## TEXTE DE L'EXERCICE:
★ ★ ★

Le fait que ces virus puissent transformer les cellules est probablement à mettre en parallèle avec le fait qu'ils dépendent entièrement du métabolisme cellulaire pour leur propre réplication. Ces virus ont donc développé des systèmes qui poussent la cellule infectée à se multiplier de façon à assurer l'entrée de la cellule en phase S, préalable à la réplication virale. On comprend qu'un tel mécanisme, un peu amplifié, aboutisse à la transformation cellulaire s’il survient dans une cellule infectée de manière abortive ou non-lytique.
Tableau : caractère des cellules transformées :
1. l'aptitude à se multiplier indéfiniment (immortalisation)
2. la possibilité d'atteindre une concentration de cellules plus élevée en culture.
3. une faible exigence en facteur de croissance (l'addition de 5 à 10% de sérum au milieu de culture n'est plus nécessaire)
4. la perte de l'inhibition de contact : les cellules normales qui poussent sur un support solide cessent de se diviser lorsqu'elles entrent en contact avec une cellule voisine de telle sorte qu'elles forment une seule couche qui recouvre toute la surface du support. Les cellules transformées sont capables de former des amas cellulaires suite à la perte de cette inhibition de contact.

★ ★ ★

## ENTRÉES FOURNIES:
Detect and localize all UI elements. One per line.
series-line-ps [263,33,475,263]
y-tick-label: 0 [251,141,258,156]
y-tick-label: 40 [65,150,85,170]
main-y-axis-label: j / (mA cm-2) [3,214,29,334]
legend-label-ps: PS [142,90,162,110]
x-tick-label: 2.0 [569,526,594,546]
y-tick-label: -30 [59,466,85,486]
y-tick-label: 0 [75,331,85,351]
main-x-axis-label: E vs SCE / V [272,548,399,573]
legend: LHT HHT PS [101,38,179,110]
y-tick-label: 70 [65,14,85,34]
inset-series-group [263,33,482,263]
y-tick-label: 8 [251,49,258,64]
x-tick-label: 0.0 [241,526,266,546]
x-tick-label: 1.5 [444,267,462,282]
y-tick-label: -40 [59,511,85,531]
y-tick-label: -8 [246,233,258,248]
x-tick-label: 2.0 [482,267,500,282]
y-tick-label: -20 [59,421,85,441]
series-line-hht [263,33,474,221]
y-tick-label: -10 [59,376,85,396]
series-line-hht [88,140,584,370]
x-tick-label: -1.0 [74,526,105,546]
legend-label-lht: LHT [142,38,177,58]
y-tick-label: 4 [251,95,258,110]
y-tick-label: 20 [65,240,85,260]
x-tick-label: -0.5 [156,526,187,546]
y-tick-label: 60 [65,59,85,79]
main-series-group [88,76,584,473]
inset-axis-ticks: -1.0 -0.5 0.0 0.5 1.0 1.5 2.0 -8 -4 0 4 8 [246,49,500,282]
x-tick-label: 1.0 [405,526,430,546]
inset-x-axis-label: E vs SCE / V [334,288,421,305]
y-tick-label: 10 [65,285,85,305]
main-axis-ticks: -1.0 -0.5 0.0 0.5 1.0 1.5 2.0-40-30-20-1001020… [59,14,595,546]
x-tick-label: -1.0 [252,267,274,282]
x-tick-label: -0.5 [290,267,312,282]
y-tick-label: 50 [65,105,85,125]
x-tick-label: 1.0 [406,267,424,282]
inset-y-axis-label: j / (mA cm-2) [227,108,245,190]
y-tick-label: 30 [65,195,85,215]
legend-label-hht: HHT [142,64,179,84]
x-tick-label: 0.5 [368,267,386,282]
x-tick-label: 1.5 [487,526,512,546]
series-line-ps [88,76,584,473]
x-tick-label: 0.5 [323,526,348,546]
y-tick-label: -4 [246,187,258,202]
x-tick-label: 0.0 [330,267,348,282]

★ ★ ★

## CONSIGNES DE L'EXERCICE:
a) Dupliquez mot pour mot, dans le texte sur la transformation cellulaire, le segment allant de « Tableau : caractère » jusqu'à « inhibition de contact. ».
b) Relevez tous les caractères des cellules transformées qu'énumère le tableau du texte sur la transformation cellulaire.
Les entrées ne servent pas à la réalisation de cet exercice.

## CORRIGÉ DE L'EXERCICE:
a)
Tableau : caractère des cellules transformées :
1. l'aptitude à se multiplier indéfiniment (immortalisation)
2. la possibilité d'atteindre une concentration de cellules plus élevée en culture.
3. une faible exigence en facteur de croissance (l'addition de 5 à 10% de sérum au milieu de culture n'est plus nécessaire)
4. la perte de l'inhibition de contact : les cellules normales qui poussent sur un support solide cessent de se diviser lorsqu'elles entrent en contact avec une cellule voisine de telle sorte qu'elles forment une seule couche qui recouvre toute la surface du support. Les cellules transformées sont capables de former des amas cellulaires suite à la perte de cette inhibition de contact.

b)
1. L'aptitude à se multiplier indéfiniment (immortalisation)
2. La possibilité d'atteindre une concentration de cellules plus élevée en culture
3. Une faible exigence en facteur de croissance
4. La perte de l'inhibition de contact